■ **PROMPT**
Print out each entry below exactly, please.
BEGIN RECORDED DATA
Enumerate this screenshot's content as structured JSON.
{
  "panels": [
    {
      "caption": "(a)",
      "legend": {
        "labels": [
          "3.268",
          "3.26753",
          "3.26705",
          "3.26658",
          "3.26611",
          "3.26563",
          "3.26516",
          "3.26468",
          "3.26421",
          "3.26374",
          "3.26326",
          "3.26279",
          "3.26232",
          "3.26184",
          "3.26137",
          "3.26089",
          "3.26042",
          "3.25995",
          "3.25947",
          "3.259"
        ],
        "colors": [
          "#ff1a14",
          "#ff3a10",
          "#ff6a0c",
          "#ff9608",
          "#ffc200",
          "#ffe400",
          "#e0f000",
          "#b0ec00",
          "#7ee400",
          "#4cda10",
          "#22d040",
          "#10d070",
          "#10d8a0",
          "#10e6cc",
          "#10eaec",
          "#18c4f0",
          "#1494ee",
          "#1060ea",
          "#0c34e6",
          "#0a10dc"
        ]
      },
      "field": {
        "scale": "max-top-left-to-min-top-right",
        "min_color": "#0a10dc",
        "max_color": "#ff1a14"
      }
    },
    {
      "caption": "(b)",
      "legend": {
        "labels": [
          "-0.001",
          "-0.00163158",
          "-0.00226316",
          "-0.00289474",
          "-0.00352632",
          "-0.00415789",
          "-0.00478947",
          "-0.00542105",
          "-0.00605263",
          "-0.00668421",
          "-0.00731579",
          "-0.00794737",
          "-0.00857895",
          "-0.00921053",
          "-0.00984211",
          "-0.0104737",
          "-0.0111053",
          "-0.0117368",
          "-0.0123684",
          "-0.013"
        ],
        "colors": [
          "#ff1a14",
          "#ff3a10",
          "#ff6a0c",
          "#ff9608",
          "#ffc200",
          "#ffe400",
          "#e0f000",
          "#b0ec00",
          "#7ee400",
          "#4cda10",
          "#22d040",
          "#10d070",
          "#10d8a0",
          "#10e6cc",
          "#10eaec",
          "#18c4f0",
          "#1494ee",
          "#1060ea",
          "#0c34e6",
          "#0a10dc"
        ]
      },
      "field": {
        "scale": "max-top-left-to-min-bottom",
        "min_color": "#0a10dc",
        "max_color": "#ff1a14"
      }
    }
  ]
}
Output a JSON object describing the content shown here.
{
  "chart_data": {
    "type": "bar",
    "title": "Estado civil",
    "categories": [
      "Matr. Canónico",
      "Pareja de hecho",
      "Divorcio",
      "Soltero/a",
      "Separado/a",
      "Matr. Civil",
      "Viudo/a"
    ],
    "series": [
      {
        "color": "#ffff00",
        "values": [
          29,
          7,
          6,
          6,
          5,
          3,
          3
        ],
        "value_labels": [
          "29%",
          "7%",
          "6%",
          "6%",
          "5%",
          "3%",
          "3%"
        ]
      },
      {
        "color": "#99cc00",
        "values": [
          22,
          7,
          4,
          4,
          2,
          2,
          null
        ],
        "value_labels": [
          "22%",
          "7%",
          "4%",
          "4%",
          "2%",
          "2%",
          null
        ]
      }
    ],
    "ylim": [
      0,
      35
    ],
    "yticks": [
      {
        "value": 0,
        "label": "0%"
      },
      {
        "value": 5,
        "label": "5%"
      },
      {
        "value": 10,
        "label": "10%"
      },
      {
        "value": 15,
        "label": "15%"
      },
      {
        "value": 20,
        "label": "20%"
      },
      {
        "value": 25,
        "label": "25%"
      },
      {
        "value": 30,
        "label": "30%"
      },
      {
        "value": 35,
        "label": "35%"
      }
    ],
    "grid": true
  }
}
END RECORDED DATA
■ **SOLUTION BELOW**
Enumerate this screenshot's content as structured JSON.
{
  "panels": [
    {
      "caption": "(a)",
      "legend": {
        "labels": [
          "3.268",
          "3.26753",
          "3.26705",
          "3.26658",
          "3.26611",
          "3.26563",
          "3.26516",
          "3.26468",
          "3.26421",
          "3.26374",
          "3.26326",
          "3.26279",
          "3.26232",
          "3.26184",
          "3.26137",
          "3.26089",
          "3.26042",
          "3.25995",
          "3.25947",
          "3.259"
        ],
        "colors": [
          "#ff1a14",
          "#ff3a10",
          "#ff6a0c",
          "#ff9608",
          "#ffc200",
          "#ffe400",
          "#e0f000",
          "#b0ec00",
          "#7ee400",
          "#4cda10",
          "#22d040",
          "#10d070",
          "#10d8a0",
          "#10e6cc",
          "#10eaec",
          "#18c4f0",
          "#1494ee",
          "#1060ea",
          "#0c34e6",
          "#0a10dc"
        ]
      },
      "field": {
        "scale": "max-top-left-to-min-top-right",
        "min_color": "#0a10dc",
        "max_color": "#ff1a14"
      }
    },
    {
      "caption": "(b)",
      "legend": {
        "labels": [
          "-0.001",
          "-0.00163158",
          "-0.00226316",
          "-0.00289474",
          "-0.00352632",
          "-0.00415789",
          "-0.00478947",
          "-0.00542105",
          "-0.00605263",
          "-0.00668421",
          "-0.00731579",
          "-0.00794737",
          "-0.00857895",
          "-0.00921053",
          "-0.00984211",
          "-0.0104737",
          "-0.0111053",
          "-0.0117368",
          "-0.0123684",
          "-0.013"
        ],
        "colors": [
          "#ff1a14",
          "#ff3a10",
          "#ff6a0c",
          "#ff9608",
          "#ffc200",
          "#ffe400",
          "#e0f000",
          "#b0ec00",
          "#7ee400",
          "#4cda10",
          "#22d040",
          "#10d070",
          "#10d8a0",
          "#10e6cc",
          "#10eaec",
          "#18c4f0",
          "#1494ee",
          "#1060ea",
          "#0c34e6",
          "#0a10dc"
        ]
      },
      "field": {
        "scale": "max-top-left-to-min-bottom",
        "min_color": "#0a10dc",
        "max_color": "#ff1a14"
      }
    }
  ]
}
Output a JSON object describing the content shown here.
{
  "chart_data": {
    "type": "bar",
    "title": "Estado civil",
    "categories": [
      "Matr. Canónico",
      "Pareja de hecho",
      "Divorcio",
      "Soltero/a",
      "Separado/a",
      "Matr. Civil",
      "Viudo/a"
    ],
    "series": [
      {
        "color": "#ffff00",
        "values": [
          29,
          7,
          6,
          6,
          5,
          3,
          3
        ],
        "value_labels": [
          "29%",
          "7%",
          "6%",
          "6%",
          "5%",
          "3%",
          "3%"
        ]
      },
      {
        "color": "#99cc00",
        "values": [
          22,
          7,
          4,
          4,
          2,
          2,
          null
        ],
        "value_labels": [
          "22%",
          "7%",
          "4%",
          "4%",
          "2%",
          "2%",
          null
        ]
      }
    ],
    "ylim": [
      0,
      35
    ],
    "yticks": [
      {
        "value": 0,
        "label": "0%"
      },
      {
        "value": 5,
        "label": "5%"
      },
      {
        "value": 10,
        "label": "10%"
      },
      {
        "value": 15,
        "label": "15%"
      },
      {
        "value": 20,
        "label": "20%"
      },
      {
        "value": 25,
        "label": "25%"
      },
      {
        "value": 30,
        "label": "30%"
      },
      {
        "value": 35,
        "label": "35%"
      }
    ],
    "grid": true
  }
}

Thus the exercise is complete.